[Spatial annotation entries]
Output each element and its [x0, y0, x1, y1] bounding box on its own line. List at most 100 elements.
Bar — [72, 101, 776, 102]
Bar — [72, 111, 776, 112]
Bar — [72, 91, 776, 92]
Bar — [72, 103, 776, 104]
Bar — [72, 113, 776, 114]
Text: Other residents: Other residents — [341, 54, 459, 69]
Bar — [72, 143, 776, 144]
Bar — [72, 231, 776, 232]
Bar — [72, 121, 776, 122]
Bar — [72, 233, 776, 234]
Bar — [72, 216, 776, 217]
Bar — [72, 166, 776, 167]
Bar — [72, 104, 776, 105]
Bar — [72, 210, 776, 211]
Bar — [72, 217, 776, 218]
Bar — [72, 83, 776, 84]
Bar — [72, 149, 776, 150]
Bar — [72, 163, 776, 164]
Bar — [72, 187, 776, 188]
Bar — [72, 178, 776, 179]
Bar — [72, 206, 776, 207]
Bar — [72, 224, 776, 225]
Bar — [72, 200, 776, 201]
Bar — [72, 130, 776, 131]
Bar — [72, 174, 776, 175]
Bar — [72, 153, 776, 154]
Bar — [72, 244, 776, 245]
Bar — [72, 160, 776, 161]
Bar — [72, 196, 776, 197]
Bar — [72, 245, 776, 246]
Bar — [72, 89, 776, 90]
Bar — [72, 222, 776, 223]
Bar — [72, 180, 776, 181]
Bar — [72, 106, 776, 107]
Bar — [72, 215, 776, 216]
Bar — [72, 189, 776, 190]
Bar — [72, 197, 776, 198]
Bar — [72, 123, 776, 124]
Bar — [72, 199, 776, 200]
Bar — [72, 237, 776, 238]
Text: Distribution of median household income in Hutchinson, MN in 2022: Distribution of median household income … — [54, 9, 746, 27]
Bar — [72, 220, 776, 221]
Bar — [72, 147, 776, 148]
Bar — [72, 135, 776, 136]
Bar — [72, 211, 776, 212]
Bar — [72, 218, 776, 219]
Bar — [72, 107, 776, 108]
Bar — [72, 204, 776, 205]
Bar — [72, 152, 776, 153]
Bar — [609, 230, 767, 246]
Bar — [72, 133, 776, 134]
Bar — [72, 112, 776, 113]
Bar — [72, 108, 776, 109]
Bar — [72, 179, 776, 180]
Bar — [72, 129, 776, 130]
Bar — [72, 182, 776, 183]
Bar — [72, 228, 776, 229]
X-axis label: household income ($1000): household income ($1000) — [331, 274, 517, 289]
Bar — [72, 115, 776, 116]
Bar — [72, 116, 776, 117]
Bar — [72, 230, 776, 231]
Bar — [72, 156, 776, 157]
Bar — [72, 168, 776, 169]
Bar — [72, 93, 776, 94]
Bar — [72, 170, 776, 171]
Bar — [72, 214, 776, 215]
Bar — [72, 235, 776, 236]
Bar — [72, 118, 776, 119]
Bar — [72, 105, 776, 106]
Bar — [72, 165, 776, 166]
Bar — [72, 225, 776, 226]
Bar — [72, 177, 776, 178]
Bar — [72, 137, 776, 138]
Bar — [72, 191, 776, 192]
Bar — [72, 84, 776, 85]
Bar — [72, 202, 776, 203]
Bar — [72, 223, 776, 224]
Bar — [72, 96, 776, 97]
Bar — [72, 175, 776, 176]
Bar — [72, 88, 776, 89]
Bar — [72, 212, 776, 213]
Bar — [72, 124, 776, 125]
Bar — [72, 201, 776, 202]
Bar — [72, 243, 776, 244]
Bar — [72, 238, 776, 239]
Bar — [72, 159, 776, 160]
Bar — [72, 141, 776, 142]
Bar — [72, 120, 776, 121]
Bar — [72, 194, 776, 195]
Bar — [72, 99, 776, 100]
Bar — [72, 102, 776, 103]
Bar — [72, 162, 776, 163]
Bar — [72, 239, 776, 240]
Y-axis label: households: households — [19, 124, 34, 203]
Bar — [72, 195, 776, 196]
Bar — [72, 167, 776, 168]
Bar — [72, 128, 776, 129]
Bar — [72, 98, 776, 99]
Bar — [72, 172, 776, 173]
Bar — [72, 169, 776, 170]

- _The request_:
Rewrite everything from the start of the records down to the line containing "Bar — [72, 83, 776, 84]", renaming "Other residents" to "Other households" and leaving all else unchanged.

- _Full solution_:
Output each element and its [x0, y0, x1, y1] bounding box on its own line. List at most 100 elements.
Bar — [72, 101, 776, 102]
Bar — [72, 111, 776, 112]
Bar — [72, 91, 776, 92]
Bar — [72, 103, 776, 104]
Bar — [72, 113, 776, 114]
Text: Other households: Other households — [341, 54, 459, 69]
Bar — [72, 143, 776, 144]
Bar — [72, 231, 776, 232]
Bar — [72, 121, 776, 122]
Bar — [72, 233, 776, 234]
Bar — [72, 216, 776, 217]
Bar — [72, 166, 776, 167]
Bar — [72, 104, 776, 105]
Bar — [72, 210, 776, 211]
Bar — [72, 217, 776, 218]
Bar — [72, 83, 776, 84]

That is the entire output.